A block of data
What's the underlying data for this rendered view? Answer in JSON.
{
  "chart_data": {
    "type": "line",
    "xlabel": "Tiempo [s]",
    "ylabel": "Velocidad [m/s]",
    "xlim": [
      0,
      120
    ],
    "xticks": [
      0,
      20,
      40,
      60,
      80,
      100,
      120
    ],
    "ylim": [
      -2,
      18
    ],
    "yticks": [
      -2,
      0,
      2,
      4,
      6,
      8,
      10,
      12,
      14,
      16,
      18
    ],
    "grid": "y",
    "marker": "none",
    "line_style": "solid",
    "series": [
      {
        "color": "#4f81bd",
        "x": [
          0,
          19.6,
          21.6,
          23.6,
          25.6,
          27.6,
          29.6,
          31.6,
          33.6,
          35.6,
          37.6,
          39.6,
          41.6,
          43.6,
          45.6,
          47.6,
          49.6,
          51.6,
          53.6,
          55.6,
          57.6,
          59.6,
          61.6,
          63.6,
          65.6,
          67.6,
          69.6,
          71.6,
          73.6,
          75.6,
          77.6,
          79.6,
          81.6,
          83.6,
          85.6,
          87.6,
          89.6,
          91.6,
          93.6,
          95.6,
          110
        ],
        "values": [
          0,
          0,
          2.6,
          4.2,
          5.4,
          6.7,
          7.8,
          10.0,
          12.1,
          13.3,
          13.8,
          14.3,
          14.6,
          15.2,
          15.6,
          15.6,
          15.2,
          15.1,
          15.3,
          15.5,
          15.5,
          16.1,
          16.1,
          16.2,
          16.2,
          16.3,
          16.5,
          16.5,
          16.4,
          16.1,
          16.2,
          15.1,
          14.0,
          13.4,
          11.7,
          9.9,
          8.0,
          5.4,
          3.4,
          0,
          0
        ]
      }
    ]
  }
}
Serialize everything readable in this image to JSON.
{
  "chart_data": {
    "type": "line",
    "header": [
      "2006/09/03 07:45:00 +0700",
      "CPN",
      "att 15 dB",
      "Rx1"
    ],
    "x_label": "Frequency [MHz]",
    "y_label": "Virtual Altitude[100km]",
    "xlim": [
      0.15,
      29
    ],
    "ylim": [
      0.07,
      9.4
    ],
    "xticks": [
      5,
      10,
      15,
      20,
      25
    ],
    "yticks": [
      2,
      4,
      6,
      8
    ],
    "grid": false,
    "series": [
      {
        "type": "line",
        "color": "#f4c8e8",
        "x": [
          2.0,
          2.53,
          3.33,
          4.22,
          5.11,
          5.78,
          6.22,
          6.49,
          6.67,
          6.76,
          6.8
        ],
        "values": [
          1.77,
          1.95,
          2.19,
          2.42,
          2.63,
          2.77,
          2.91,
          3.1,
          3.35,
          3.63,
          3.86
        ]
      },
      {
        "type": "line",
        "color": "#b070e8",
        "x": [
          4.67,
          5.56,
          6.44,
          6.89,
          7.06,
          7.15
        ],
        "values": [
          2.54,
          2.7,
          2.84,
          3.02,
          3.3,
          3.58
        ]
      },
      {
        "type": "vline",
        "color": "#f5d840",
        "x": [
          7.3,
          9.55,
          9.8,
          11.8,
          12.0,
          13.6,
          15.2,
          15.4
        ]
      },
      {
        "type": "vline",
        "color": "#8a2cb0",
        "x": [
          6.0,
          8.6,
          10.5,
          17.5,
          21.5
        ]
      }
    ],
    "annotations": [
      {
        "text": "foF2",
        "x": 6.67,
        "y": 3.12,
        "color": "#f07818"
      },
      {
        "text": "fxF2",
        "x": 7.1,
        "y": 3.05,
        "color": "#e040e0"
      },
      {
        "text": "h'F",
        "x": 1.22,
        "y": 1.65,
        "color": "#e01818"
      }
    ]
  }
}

→ What is required: Reproduce the material precisely, including every line.

→ Solution for this exercise:
What's the underlying data for this rendered view? Answer in JSON.
{
  "chart_data": {
    "type": "line",
    "xlabel": "Tiempo [s]",
    "ylabel": "Velocidad [m/s]",
    "xlim": [
      0,
      120
    ],
    "xticks": [
      0,
      20,
      40,
      60,
      80,
      100,
      120
    ],
    "ylim": [
      -2,
      18
    ],
    "yticks": [
      -2,
      0,
      2,
      4,
      6,
      8,
      10,
      12,
      14,
      16,
      18
    ],
    "grid": "y",
    "marker": "none",
    "line_style": "solid",
    "series": [
      {
        "color": "#4f81bd",
        "x": [
          0,
          19.6,
          21.6,
          23.6,
          25.6,
          27.6,
          29.6,
          31.6,
          33.6,
          35.6,
          37.6,
          39.6,
          41.6,
          43.6,
          45.6,
          47.6,
          49.6,
          51.6,
          53.6,
          55.6,
          57.6,
          59.6,
          61.6,
          63.6,
          65.6,
          67.6,
          69.6,
          71.6,
          73.6,
          75.6,
          77.6,
          79.6,
          81.6,
          83.6,
          85.6,
          87.6,
          89.6,
          91.6,
          93.6,
          95.6,
          110
        ],
        "values": [
          0,
          0,
          2.6,
          4.2,
          5.4,
          6.7,
          7.8,
          10.0,
          12.1,
          13.3,
          13.8,
          14.3,
          14.6,
          15.2,
          15.6,
          15.6,
          15.2,
          15.1,
          15.3,
          15.5,
          15.5,
          16.1,
          16.1,
          16.2,
          16.2,
          16.3,
          16.5,
          16.5,
          16.4,
          16.1,
          16.2,
          15.1,
          14.0,
          13.4,
          11.7,
          9.9,
          8.0,
          5.4,
          3.4,
          0,
          0
        ]
      }
    ]
  }
}
Serialize everything readable in this image to JSON.
{
  "chart_data": {
    "type": "line",
    "header": [
      "2006/09/03 07:45:00 +0700",
      "CPN",
      "att 15 dB",
      "Rx1"
    ],
    "x_label": "Frequency [MHz]",
    "y_label": "Virtual Altitude[100km]",
    "xlim": [
      0.15,
      29
    ],
    "ylim": [
      0.07,
      9.4
    ],
    "xticks": [
      5,
      10,
      15,
      20,
      25
    ],
    "yticks": [
      2,
      4,
      6,
      8
    ],
    "grid": false,
    "series": [
      {
        "type": "line",
        "color": "#f4c8e8",
        "x": [
          2.0,
          2.53,
          3.33,
          4.22,
          5.11,
          5.78,
          6.22,
          6.49,
          6.67,
          6.76,
          6.8
        ],
        "values": [
          1.77,
          1.95,
          2.19,
          2.42,
          2.63,
          2.77,
          2.91,
          3.1,
          3.35,
          3.63,
          3.86
        ]
      },
      {
        "type": "line",
        "color": "#b070e8",
        "x": [
          4.67,
          5.56,
          6.44,
          6.89,
          7.06,
          7.15
        ],
        "values": [
          2.54,
          2.7,
          2.84,
          3.02,
          3.3,
          3.58
        ]
      },
      {
        "type": "vline",
        "color": "#f5d840",
        "x": [
          7.3,
          9.55,
          9.8,
          11.8,
          12.0,
          13.6,
          15.2,
          15.4
        ]
      },
      {
        "type": "vline",
        "color": "#8a2cb0",
        "x": [
          6.0,
          8.6,
          10.5,
          17.5,
          21.5
        ]
      }
    ],
    "annotations": [
      {
        "text": "foF2",
        "x": 6.67,
        "y": 3.12,
        "color": "#f07818"
      },
      {
        "text": "fxF2",
        "x": 7.1,
        "y": 3.05,
        "color": "#e040e0"
      },
      {
        "text": "h'F",
        "x": 1.22,
        "y": 1.65,
        "color": "#e01818"
      }
    ]
  }
}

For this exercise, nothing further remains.